* [Instructions for the task]: For each line that holds "Headquarters", copy the line out.

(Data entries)
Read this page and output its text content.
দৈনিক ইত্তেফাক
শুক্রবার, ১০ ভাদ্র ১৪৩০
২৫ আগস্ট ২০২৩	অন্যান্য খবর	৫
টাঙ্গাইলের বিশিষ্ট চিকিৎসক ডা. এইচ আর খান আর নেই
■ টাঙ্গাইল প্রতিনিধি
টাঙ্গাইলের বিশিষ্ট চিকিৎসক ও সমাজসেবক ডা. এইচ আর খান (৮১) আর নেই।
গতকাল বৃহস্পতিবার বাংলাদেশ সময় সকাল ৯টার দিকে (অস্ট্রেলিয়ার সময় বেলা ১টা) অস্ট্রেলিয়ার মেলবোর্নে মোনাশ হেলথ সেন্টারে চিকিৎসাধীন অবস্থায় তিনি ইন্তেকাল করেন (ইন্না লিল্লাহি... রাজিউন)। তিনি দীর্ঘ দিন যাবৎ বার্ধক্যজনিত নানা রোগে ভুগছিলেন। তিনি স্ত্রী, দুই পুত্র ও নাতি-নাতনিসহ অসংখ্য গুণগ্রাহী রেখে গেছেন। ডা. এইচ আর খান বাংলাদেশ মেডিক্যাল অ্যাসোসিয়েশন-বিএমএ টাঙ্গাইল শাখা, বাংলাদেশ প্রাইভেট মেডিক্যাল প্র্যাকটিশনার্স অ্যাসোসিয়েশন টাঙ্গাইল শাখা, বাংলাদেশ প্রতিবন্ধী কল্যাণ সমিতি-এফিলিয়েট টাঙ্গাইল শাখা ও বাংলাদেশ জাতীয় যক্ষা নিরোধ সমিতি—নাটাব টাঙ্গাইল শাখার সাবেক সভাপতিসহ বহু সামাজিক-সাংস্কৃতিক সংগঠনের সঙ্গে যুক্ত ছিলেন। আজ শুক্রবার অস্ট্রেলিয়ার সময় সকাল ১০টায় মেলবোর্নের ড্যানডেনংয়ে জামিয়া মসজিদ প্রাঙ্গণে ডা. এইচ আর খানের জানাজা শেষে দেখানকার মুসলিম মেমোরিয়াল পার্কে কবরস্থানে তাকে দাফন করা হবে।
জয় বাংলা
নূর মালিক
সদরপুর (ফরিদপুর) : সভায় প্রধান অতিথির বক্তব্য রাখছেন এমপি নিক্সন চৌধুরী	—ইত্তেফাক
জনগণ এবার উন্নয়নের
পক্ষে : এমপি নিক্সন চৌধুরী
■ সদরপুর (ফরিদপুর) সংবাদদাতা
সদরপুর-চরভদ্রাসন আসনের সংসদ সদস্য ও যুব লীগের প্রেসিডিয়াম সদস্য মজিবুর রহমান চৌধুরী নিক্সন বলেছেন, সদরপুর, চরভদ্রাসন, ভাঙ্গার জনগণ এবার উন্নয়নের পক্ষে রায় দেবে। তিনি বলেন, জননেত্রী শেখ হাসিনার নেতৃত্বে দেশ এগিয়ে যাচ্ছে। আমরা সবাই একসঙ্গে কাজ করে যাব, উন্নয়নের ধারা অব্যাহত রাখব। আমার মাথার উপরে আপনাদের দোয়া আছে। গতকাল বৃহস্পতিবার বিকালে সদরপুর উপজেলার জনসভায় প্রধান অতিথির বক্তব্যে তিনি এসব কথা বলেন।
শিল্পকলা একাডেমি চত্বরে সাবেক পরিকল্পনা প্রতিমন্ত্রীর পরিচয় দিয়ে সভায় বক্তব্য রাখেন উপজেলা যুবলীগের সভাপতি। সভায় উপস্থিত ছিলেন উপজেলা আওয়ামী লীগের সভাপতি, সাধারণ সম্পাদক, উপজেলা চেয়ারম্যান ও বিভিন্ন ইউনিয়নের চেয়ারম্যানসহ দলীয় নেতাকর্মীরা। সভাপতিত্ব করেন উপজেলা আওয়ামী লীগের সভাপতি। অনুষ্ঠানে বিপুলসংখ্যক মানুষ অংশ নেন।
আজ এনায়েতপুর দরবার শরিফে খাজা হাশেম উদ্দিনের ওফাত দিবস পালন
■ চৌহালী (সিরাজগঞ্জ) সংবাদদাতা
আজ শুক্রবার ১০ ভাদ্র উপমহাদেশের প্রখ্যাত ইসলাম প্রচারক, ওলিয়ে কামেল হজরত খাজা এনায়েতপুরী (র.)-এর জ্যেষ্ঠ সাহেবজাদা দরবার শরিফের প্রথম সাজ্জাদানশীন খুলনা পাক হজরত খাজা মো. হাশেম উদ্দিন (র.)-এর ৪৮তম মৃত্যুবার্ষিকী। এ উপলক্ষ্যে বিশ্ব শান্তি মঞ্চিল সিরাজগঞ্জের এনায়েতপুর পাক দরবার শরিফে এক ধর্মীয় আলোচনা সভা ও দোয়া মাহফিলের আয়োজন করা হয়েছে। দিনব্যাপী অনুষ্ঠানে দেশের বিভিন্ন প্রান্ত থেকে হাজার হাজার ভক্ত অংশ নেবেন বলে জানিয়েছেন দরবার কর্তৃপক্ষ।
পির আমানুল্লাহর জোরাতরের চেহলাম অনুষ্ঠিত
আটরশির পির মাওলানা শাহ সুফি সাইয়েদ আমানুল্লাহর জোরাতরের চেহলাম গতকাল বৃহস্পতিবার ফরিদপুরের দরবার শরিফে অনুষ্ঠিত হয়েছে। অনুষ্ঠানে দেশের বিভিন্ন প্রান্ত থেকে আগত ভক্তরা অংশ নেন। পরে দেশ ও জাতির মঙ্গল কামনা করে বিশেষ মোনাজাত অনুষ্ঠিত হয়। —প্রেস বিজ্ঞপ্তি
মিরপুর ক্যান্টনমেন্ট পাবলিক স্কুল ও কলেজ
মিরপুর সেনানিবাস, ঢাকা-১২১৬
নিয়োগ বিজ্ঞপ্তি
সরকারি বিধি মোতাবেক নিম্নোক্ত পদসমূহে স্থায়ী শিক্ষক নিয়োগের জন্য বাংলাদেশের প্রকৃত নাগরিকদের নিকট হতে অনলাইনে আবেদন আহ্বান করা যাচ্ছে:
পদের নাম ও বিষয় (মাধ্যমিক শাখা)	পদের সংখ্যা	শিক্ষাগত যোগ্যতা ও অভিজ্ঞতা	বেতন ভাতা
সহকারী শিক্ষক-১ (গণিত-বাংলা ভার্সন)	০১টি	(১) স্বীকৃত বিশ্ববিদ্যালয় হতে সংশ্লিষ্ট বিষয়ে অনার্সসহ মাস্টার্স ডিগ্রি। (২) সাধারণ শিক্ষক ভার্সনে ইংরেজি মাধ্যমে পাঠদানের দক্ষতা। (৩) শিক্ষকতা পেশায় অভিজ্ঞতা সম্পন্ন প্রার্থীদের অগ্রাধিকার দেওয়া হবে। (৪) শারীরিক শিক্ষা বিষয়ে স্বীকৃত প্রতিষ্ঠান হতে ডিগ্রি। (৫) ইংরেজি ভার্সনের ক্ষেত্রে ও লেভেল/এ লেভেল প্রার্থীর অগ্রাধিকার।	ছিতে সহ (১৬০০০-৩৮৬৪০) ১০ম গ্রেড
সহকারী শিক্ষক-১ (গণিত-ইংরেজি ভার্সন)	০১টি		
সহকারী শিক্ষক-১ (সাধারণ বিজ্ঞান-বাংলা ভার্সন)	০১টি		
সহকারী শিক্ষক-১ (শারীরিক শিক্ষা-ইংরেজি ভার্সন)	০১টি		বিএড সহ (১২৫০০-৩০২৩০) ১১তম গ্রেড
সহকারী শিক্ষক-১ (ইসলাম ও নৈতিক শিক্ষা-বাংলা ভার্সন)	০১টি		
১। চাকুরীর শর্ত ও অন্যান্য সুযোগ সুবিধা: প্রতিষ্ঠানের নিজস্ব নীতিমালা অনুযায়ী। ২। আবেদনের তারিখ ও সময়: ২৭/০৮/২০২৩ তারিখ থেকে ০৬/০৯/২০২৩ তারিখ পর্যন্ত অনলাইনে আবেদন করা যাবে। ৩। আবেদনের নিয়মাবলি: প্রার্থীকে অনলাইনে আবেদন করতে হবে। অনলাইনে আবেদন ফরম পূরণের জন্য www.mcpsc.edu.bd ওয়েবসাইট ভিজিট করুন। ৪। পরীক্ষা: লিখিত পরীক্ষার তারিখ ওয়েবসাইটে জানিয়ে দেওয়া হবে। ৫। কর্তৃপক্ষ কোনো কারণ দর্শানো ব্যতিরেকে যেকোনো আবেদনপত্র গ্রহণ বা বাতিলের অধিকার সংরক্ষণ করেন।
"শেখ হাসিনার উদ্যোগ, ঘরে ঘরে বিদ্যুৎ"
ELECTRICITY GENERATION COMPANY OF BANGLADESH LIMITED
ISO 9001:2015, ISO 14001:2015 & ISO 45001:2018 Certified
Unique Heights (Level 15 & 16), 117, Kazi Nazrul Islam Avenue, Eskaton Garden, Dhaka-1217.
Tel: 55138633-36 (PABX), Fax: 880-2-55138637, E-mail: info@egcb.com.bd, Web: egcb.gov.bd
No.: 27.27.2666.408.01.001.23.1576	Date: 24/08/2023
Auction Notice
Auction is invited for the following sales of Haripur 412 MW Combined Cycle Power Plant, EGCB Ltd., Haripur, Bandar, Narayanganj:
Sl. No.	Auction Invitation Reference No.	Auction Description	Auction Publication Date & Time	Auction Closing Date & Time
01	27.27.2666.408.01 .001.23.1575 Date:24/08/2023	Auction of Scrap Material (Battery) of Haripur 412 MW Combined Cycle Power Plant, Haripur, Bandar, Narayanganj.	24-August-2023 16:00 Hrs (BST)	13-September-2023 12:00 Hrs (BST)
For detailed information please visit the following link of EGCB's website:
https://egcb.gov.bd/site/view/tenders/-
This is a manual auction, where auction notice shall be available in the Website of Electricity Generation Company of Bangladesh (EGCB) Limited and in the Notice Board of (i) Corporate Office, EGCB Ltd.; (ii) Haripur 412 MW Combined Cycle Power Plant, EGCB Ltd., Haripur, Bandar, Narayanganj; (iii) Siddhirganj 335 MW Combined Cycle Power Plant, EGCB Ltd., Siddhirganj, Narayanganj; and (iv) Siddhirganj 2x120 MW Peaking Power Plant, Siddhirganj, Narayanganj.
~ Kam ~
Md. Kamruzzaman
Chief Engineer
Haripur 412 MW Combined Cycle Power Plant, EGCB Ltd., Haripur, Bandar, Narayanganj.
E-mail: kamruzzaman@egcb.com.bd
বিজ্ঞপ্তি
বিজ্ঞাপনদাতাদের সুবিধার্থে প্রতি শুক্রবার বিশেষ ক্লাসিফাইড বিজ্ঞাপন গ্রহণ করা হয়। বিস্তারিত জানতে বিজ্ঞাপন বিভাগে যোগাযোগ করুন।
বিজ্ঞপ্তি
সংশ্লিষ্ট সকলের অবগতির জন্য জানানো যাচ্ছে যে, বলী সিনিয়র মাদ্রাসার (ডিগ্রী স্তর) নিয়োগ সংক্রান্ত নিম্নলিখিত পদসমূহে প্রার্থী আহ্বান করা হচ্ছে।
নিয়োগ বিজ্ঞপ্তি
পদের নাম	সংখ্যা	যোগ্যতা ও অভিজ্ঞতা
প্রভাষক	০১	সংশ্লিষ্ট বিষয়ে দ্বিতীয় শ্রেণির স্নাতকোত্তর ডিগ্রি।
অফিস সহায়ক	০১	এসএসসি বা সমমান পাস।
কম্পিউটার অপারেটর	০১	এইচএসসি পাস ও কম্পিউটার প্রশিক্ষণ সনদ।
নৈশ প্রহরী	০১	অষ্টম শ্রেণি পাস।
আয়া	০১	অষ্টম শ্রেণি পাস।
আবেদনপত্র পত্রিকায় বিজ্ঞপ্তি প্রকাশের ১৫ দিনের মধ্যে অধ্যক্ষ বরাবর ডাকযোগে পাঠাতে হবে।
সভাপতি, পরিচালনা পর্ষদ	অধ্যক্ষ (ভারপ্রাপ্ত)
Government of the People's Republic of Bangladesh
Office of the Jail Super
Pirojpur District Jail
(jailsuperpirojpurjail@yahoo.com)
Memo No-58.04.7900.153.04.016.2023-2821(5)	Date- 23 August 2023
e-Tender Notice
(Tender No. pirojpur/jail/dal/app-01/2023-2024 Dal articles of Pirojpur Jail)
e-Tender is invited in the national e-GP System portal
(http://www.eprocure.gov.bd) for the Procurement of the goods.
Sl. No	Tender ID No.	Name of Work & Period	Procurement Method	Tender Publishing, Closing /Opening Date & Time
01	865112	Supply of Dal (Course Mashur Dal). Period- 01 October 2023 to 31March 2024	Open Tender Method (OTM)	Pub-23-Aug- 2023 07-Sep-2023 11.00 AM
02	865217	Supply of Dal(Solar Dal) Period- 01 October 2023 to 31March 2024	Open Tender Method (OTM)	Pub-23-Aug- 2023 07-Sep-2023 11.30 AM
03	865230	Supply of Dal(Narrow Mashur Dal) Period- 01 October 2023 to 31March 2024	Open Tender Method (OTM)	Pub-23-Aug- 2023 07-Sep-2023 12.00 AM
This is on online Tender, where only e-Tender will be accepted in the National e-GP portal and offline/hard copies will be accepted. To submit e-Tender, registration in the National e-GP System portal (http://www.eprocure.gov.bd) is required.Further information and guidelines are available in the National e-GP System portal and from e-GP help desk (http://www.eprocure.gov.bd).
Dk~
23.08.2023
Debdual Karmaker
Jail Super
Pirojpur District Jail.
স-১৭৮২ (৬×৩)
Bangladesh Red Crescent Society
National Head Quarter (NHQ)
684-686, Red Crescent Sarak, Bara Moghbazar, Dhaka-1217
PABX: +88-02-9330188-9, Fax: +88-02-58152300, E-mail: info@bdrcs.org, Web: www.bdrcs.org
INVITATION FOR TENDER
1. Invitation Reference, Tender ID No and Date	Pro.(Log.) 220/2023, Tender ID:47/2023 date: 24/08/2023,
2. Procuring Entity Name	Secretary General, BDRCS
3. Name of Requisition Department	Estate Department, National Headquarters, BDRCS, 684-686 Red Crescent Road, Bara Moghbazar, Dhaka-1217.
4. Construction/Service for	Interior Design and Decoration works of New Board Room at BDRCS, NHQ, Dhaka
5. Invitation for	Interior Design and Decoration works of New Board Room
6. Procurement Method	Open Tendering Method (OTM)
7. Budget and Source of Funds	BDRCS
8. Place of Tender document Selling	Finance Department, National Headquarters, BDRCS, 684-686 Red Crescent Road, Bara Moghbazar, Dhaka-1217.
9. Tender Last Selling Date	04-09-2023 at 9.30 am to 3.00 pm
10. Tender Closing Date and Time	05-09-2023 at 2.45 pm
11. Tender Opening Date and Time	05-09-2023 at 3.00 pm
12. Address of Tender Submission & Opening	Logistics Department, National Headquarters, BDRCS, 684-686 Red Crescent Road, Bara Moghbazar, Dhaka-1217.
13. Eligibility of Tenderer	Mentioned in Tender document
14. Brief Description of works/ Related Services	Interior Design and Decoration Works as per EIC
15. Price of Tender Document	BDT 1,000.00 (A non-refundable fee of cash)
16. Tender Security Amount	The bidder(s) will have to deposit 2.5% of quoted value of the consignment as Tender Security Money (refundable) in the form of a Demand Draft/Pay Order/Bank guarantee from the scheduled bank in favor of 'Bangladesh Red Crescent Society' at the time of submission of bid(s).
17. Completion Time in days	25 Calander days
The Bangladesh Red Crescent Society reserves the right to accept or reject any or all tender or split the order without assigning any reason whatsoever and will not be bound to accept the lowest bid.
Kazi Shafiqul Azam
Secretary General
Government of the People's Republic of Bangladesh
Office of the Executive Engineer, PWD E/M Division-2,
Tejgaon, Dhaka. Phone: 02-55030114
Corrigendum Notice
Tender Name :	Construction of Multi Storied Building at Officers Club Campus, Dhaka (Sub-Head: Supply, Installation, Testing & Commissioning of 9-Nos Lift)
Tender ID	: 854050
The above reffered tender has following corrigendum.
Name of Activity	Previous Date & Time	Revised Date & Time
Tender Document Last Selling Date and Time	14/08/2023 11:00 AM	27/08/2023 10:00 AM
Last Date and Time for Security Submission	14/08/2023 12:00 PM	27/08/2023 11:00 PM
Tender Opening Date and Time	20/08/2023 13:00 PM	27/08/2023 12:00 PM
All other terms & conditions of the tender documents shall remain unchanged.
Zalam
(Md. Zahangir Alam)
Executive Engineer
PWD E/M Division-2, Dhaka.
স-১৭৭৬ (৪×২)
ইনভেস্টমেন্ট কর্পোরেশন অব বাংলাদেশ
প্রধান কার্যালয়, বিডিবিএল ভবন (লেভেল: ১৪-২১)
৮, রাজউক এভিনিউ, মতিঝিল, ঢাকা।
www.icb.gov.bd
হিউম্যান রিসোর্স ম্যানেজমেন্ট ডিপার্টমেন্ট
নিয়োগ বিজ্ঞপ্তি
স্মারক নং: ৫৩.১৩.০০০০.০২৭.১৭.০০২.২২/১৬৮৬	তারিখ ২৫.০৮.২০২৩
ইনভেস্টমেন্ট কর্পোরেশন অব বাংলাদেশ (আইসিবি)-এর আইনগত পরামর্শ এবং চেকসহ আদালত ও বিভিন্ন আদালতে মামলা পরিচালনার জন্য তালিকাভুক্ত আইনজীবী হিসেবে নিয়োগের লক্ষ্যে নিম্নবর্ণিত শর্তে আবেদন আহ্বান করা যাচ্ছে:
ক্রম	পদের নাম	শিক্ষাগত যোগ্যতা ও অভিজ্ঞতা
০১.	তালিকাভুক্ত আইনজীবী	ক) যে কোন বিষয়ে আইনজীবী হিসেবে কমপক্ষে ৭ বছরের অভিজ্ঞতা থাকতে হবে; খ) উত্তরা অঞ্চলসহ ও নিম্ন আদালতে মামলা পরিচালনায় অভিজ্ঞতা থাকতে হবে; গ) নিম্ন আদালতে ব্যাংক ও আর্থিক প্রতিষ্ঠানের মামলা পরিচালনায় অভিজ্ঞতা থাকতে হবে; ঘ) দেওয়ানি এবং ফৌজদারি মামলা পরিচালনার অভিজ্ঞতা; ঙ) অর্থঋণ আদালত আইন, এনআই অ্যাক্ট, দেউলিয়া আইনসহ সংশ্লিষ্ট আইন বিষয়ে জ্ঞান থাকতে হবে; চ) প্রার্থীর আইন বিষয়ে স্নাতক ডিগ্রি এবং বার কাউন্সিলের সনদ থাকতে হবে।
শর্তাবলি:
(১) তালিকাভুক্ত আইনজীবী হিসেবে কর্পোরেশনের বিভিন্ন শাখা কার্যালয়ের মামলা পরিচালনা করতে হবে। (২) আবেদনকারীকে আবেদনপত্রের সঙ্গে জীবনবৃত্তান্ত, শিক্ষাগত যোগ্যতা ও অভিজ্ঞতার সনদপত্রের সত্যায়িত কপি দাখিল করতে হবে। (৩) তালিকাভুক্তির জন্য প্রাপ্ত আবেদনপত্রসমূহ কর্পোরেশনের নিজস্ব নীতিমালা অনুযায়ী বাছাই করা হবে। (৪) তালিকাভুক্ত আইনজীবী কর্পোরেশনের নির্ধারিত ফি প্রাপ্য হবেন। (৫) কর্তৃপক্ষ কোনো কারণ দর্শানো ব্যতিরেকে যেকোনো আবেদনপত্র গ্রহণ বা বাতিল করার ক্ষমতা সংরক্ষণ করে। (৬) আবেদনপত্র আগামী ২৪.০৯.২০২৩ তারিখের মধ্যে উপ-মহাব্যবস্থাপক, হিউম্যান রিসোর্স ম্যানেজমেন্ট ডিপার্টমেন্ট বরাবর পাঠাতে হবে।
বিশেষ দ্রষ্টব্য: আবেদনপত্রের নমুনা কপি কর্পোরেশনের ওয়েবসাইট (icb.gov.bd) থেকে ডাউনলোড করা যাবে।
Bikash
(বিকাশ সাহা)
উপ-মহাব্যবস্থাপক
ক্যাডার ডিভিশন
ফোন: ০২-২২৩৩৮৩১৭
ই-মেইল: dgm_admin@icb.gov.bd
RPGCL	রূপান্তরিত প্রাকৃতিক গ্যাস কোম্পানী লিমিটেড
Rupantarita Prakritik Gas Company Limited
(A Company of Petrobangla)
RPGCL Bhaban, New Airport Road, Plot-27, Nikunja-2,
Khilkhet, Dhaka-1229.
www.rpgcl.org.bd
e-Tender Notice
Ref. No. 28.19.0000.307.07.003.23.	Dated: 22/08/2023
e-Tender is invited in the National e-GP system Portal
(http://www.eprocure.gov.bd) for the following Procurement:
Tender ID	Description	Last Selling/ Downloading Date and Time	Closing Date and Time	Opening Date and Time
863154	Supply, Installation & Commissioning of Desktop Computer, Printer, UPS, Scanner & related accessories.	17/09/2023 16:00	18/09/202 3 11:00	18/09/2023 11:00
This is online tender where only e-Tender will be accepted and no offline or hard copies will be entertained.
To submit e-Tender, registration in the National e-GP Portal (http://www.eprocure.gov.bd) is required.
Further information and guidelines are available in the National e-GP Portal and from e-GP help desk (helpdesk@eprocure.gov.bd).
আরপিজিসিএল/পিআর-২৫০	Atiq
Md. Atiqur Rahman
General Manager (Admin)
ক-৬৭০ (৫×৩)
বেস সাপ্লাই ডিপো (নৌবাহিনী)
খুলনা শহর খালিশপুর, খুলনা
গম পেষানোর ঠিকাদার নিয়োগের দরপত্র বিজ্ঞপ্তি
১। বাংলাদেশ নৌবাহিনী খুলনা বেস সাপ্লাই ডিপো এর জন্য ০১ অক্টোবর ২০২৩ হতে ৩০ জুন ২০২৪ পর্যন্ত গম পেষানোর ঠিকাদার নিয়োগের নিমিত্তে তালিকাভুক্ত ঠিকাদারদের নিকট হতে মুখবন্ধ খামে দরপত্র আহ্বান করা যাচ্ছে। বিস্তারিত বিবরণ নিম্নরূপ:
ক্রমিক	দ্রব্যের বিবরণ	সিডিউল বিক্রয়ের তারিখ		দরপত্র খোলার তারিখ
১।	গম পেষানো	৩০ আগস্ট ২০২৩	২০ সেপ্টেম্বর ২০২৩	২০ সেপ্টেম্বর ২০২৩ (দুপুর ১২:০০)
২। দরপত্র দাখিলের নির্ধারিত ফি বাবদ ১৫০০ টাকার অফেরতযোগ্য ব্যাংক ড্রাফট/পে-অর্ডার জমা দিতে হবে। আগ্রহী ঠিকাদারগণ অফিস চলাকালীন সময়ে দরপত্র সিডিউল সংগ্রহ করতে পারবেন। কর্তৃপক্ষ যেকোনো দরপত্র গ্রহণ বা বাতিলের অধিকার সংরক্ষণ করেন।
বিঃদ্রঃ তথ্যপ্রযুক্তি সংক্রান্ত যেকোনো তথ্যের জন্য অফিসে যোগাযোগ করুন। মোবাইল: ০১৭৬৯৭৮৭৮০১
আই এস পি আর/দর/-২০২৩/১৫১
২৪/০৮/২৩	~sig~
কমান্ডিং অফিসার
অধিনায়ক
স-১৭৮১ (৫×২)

* [Full answer]:
3. Name of Requisition Department	Estate Department, National Headquarters, BDRCS, 684-686 Red Crescent Road, Bara Moghbazar, Dhaka-1217.
8. Place of Tender document Selling	Finance Department, National Headquarters, BDRCS, 684-686 Red Crescent Road, Bara Moghbazar, Dhaka-1217.
12. Address of Tender Submission & Opening	Logistics Department, National Headquarters, BDRCS, 684-686 Red Crescent Road, Bara Moghbazar, Dhaka-1217.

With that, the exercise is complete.